YOUR GOAL>
Copy each line that contains the string "subtitle".

[Dataset rows about figures]
======
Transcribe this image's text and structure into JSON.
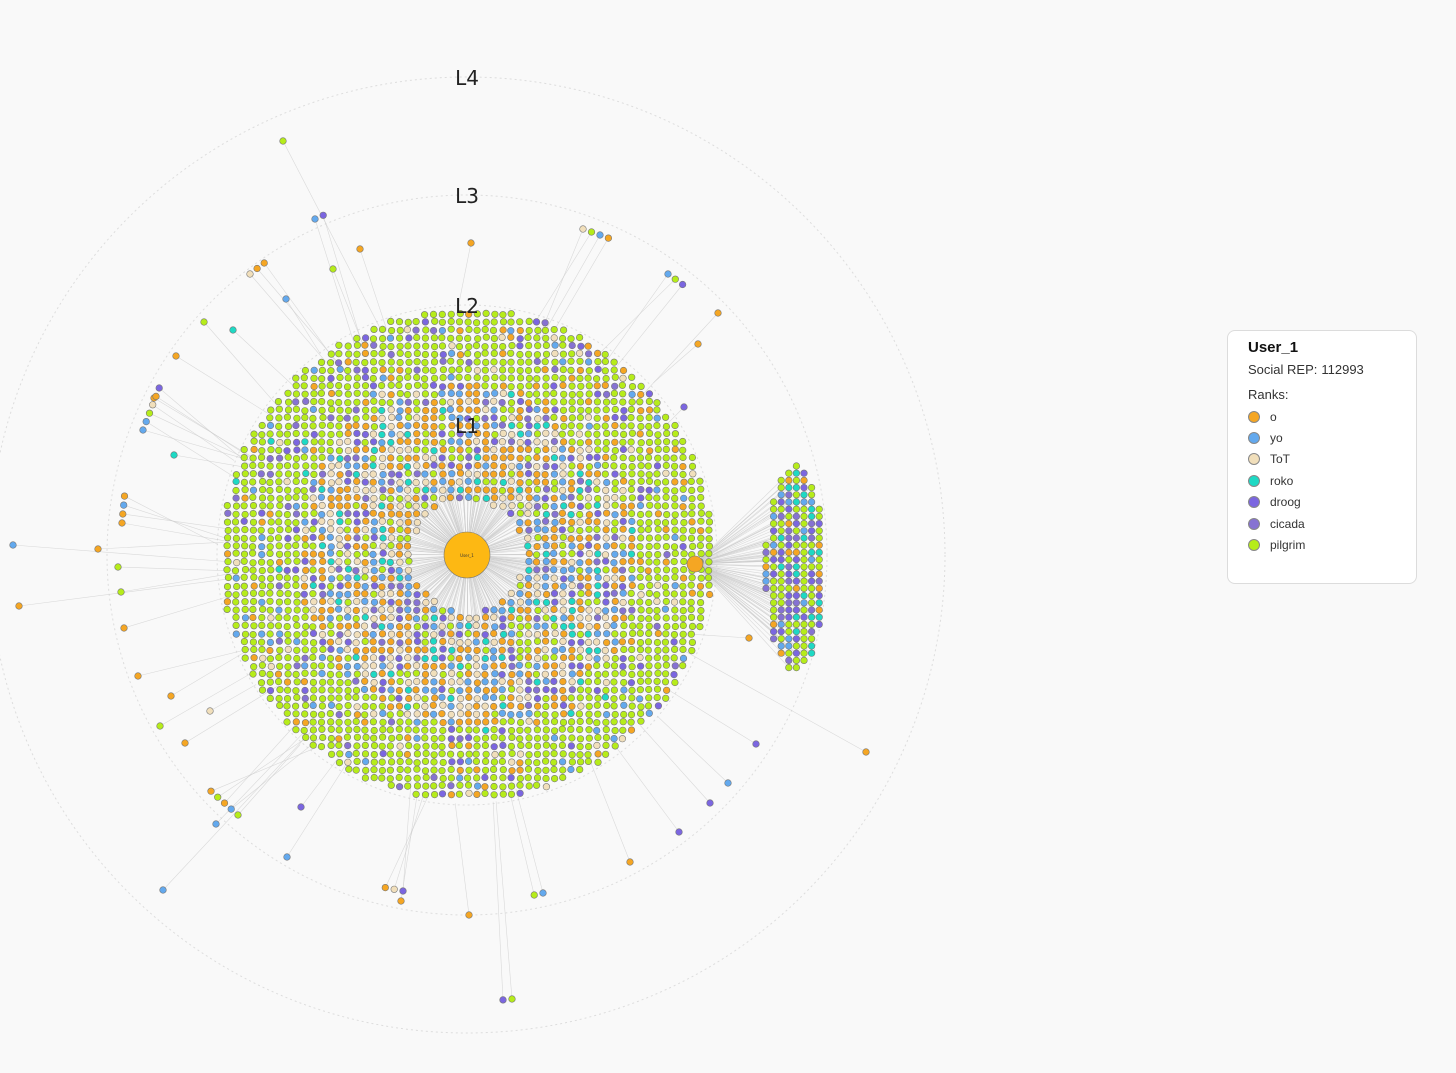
{
  "levels": [
    "L1",
    "L2",
    "L3",
    "L4"
  ],
  "center_node": {
    "label": "User_1",
    "rank": "o"
  },
  "legend": {
    "title": "User_1",
    "rep_label": "Social REP:",
    "rep_value": "112993",
    "ranks_label": "Ranks:",
    "ranks": [
      {
        "name": "o",
        "color": "#f5a623"
      },
      {
        "name": "yo",
        "color": "#63a9ee"
      },
      {
        "name": "ToT",
        "color": "#f1dfbb"
      },
      {
        "name": "roko",
        "color": "#1ed9c4"
      },
      {
        "name": "droog",
        "color": "#7b66e0"
      },
      {
        "name": "cicada",
        "color": "#8672d2"
      },
      {
        "name": "pilgrim",
        "color": "#b6ec1a"
      }
    ]
  }
}
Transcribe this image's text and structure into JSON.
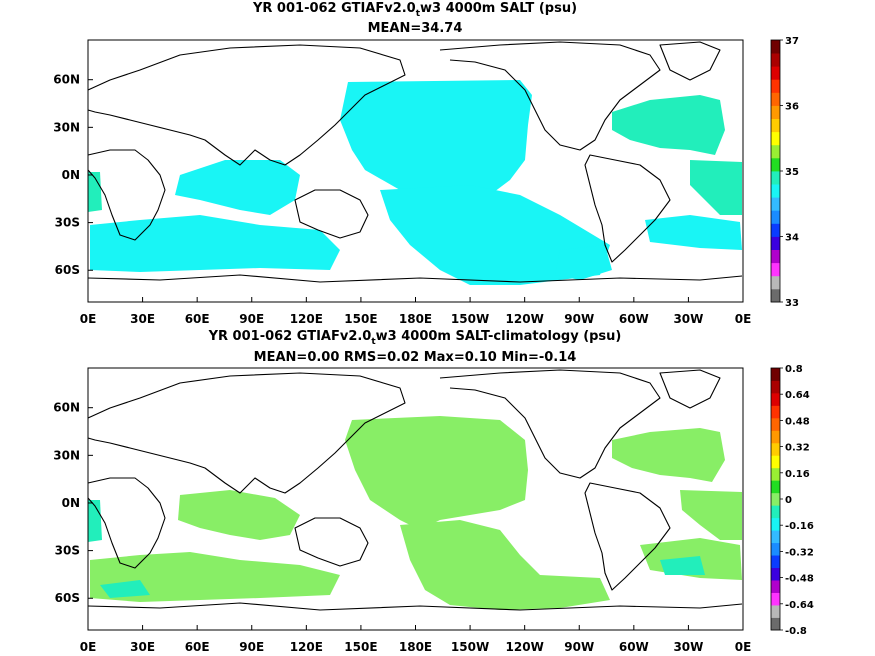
{
  "chart_data": [
    {
      "type": "heatmap",
      "title_prefix": "YR 001-062 GTIAFv2.0",
      "title_sub": "t",
      "title_suffix": "w3 4000m SALT (psu)",
      "subtitle": "MEAN=34.74",
      "x_ticks": [
        "0E",
        "30E",
        "60E",
        "90E",
        "120E",
        "150E",
        "180E",
        "150W",
        "120W",
        "90W",
        "60W",
        "30W",
        "0E"
      ],
      "y_ticks": [
        "60N",
        "30N",
        "0N",
        "30S",
        "60S"
      ],
      "xlim": [
        0,
        360
      ],
      "ylim": [
        -80,
        85
      ],
      "colorbar": {
        "tick_labels": [
          "37",
          "36",
          "35",
          "34",
          "33"
        ],
        "range": [
          33,
          37
        ],
        "colors": [
          "#6b6b6b",
          "#b8b8b8",
          "#ff33ff",
          "#b000cc",
          "#3b00e0",
          "#0a3cff",
          "#1a8cff",
          "#33bbff",
          "#19f5f5",
          "#22eebb",
          "#22dd22",
          "#99ee33",
          "#ffff00",
          "#ffcc00",
          "#ff9900",
          "#ff6600",
          "#ff3300",
          "#dd0000",
          "#aa0000",
          "#700000"
        ]
      },
      "field_color": "#19f5f5",
      "field_color_2": "#22eebb"
    },
    {
      "type": "heatmap",
      "title_prefix": "YR 001-062 GTIAFv2.0",
      "title_sub": "t",
      "title_suffix": "w3 4000m SALT-climatology (psu)",
      "subtitle": "MEAN=0.00   RMS=0.02   Max=0.10   Min=-0.14",
      "x_ticks": [
        "0E",
        "30E",
        "60E",
        "90E",
        "120E",
        "150E",
        "180E",
        "150W",
        "120W",
        "90W",
        "60W",
        "30W",
        "0E"
      ],
      "y_ticks": [
        "60N",
        "30N",
        "0N",
        "30S",
        "60S"
      ],
      "xlim": [
        0,
        360
      ],
      "ylim": [
        -80,
        85
      ],
      "colorbar": {
        "tick_labels": [
          "0.8",
          "0.64",
          "0.48",
          "0.32",
          "0.16",
          "0",
          "-0.16",
          "-0.32",
          "-0.48",
          "-0.64",
          "-0.8"
        ],
        "range": [
          -0.8,
          0.8
        ],
        "colors": [
          "#6b6b6b",
          "#b8b8b8",
          "#ff33ff",
          "#b000cc",
          "#3b00e0",
          "#0a3cff",
          "#1a8cff",
          "#33bbff",
          "#19f5f5",
          "#22eebb",
          "#88ee66",
          "#22dd22",
          "#99ee33",
          "#ffff00",
          "#ffcc00",
          "#ff9900",
          "#ff6600",
          "#ff3300",
          "#dd0000",
          "#aa0000",
          "#700000"
        ]
      },
      "field_color": "#88ee66",
      "field_color_2": "#22eebb"
    }
  ]
}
======
ANSWER TO THIS PROBLEM>
      "subtitle": "MEAN=34.74",
      "subtitle": "MEAN=0.00   RMS=0.02   Max=0.10   Min=-0.14",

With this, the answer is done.